### What you should do
Transcribe the entries that follow, word for word.

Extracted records
______________________________
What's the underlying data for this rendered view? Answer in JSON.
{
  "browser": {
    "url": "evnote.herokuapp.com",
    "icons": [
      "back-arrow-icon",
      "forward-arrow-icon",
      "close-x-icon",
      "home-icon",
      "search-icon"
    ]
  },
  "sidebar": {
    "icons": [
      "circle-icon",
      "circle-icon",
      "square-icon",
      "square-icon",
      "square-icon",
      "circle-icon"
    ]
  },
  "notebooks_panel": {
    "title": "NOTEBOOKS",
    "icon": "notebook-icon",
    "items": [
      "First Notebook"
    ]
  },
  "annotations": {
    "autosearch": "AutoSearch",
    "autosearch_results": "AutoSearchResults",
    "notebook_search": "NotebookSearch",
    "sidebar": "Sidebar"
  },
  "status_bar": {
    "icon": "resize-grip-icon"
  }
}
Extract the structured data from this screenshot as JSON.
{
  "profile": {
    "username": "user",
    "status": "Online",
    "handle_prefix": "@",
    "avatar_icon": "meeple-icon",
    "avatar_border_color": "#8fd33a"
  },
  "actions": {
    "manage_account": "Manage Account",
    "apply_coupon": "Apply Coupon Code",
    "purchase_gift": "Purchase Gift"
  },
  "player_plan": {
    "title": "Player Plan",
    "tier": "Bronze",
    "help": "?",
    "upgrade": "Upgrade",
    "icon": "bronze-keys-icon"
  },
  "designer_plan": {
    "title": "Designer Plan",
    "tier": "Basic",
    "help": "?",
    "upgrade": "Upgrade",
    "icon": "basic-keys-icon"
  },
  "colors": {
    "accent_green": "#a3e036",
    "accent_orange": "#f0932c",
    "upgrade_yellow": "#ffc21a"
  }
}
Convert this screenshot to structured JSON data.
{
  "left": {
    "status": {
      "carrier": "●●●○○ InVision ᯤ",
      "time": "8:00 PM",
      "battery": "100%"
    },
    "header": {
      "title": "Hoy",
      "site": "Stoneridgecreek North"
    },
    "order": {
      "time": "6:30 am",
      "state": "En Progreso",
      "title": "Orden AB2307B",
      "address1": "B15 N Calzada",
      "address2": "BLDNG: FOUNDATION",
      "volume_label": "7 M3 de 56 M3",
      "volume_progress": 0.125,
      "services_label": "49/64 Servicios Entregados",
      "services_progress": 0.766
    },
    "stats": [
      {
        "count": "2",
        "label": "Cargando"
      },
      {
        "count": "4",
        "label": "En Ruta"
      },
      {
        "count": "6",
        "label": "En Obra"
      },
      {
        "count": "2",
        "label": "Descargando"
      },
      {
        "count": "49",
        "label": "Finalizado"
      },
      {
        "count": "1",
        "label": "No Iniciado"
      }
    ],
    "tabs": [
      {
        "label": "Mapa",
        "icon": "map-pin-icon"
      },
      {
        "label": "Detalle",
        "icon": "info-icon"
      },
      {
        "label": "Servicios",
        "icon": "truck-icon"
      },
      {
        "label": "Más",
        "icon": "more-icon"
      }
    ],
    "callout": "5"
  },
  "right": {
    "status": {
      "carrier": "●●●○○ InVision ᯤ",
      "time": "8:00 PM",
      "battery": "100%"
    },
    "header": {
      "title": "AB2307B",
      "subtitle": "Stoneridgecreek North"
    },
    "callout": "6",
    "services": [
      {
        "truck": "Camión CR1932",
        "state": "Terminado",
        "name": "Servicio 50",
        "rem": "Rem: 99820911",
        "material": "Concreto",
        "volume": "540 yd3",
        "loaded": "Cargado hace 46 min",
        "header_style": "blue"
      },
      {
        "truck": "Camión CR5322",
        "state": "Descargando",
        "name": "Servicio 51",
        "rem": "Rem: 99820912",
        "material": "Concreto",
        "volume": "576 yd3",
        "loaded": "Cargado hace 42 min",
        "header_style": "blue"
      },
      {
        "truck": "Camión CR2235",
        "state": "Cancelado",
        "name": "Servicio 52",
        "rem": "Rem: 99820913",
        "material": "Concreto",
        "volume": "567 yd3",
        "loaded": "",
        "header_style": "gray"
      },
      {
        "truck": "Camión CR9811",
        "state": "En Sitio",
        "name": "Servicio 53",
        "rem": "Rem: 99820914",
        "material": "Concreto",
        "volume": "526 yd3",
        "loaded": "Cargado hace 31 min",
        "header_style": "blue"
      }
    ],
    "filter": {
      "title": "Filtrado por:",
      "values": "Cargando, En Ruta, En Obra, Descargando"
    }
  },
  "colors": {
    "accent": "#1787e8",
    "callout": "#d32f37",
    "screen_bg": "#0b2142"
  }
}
______________________________
### Solution for this exercise
What's the underlying data for this rendered view? Answer in JSON.
{
  "browser": {
    "url": "evnote.herokuapp.com",
    "icons": [
      "back-arrow-icon",
      "forward-arrow-icon",
      "close-x-icon",
      "home-icon",
      "search-icon"
    ]
  },
  "sidebar": {
    "icons": [
      "circle-icon",
      "circle-icon",
      "square-icon",
      "square-icon",
      "square-icon",
      "circle-icon"
    ]
  },
  "notebooks_panel": {
    "title": "NOTEBOOKS",
    "icon": "notebook-icon",
    "items": [
      "First Notebook"
    ]
  },
  "annotations": {
    "autosearch": "AutoSearch",
    "autosearch_results": "AutoSearchResults",
    "notebook_search": "NotebookSearch",
    "sidebar": "Sidebar"
  },
  "status_bar": {
    "icon": "resize-grip-icon"
  }
}
Extract the structured data from this screenshot as JSON.
{
  "profile": {
    "username": "user",
    "status": "Online",
    "handle_prefix": "@",
    "avatar_icon": "meeple-icon",
    "avatar_border_color": "#8fd33a"
  },
  "actions": {
    "manage_account": "Manage Account",
    "apply_coupon": "Apply Coupon Code",
    "purchase_gift": "Purchase Gift"
  },
  "player_plan": {
    "title": "Player Plan",
    "tier": "Bronze",
    "help": "?",
    "upgrade": "Upgrade",
    "icon": "bronze-keys-icon"
  },
  "designer_plan": {
    "title": "Designer Plan",
    "tier": "Basic",
    "help": "?",
    "upgrade": "Upgrade",
    "icon": "basic-keys-icon"
  },
  "colors": {
    "accent_green": "#a3e036",
    "accent_orange": "#f0932c",
    "upgrade_yellow": "#ffc21a"
  }
}
Convert this screenshot to structured JSON data.
{
  "left": {
    "status": {
      "carrier": "●●●○○ InVision ᯤ",
      "time": "8:00 PM",
      "battery": "100%"
    },
    "header": {
      "title": "Hoy",
      "site": "Stoneridgecreek North"
    },
    "order": {
      "time": "6:30 am",
      "state": "En Progreso",
      "title": "Orden AB2307B",
      "address1": "B15 N Calzada",
      "address2": "BLDNG: FOUNDATION",
      "volume_label": "7 M3 de 56 M3",
      "volume_progress": 0.125,
      "services_label": "49/64 Servicios Entregados",
      "services_progress": 0.766
    },
    "stats": [
      {
        "count": "2",
        "label": "Cargando"
      },
      {
        "count": "4",
        "label": "En Ruta"
      },
      {
        "count": "6",
        "label": "En Obra"
      },
      {
        "count": "2",
        "label": "Descargando"
      },
      {
        "count": "49",
        "label": "Finalizado"
      },
      {
        "count": "1",
        "label": "No Iniciado"
      }
    ],
    "tabs": [
      {
        "label": "Mapa",
        "icon": "map-pin-icon"
      },
      {
        "label": "Detalle",
        "icon": "info-icon"
      },
      {
        "label": "Servicios",
        "icon": "truck-icon"
      },
      {
        "label": "Más",
        "icon": "more-icon"
      }
    ],
    "callout": "5"
  },
  "right": {
    "status": {
      "carrier": "●●●○○ InVision ᯤ",
      "time": "8:00 PM",
      "battery": "100%"
    },
    "header": {
      "title": "AB2307B",
      "subtitle": "Stoneridgecreek North"
    },
    "callout": "6",
    "services": [
      {
        "truck": "Camión CR1932",
        "state": "Terminado",
        "name": "Servicio 50",
        "rem": "Rem: 99820911",
        "material": "Concreto",
        "volume": "540 yd3",
        "loaded": "Cargado hace 46 min",
        "header_style": "blue"
      },
      {
        "truck": "Camión CR5322",
        "state": "Descargando",
        "name": "Servicio 51",
        "rem": "Rem: 99820912",
        "material": "Concreto",
        "volume": "576 yd3",
        "loaded": "Cargado hace 42 min",
        "header_style": "blue"
      },
      {
        "truck": "Camión CR2235",
        "state": "Cancelado",
        "name": "Servicio 52",
        "rem": "Rem: 99820913",
        "material": "Concreto",
        "volume": "567 yd3",
        "loaded": "",
        "header_style": "gray"
      },
      {
        "truck": "Camión CR9811",
        "state": "En Sitio",
        "name": "Servicio 53",
        "rem": "Rem: 99820914",
        "material": "Concreto",
        "volume": "526 yd3",
        "loaded": "Cargado hace 31 min",
        "header_style": "blue"
      }
    ],
    "filter": {
      "title": "Filtrado por:",
      "values": "Cargando, En Ruta, En Obra, Descargando"
    }
  },
  "colors": {
    "accent": "#1787e8",
    "callout": "#d32f37",
    "screen_bg": "#0b2142"
  }
}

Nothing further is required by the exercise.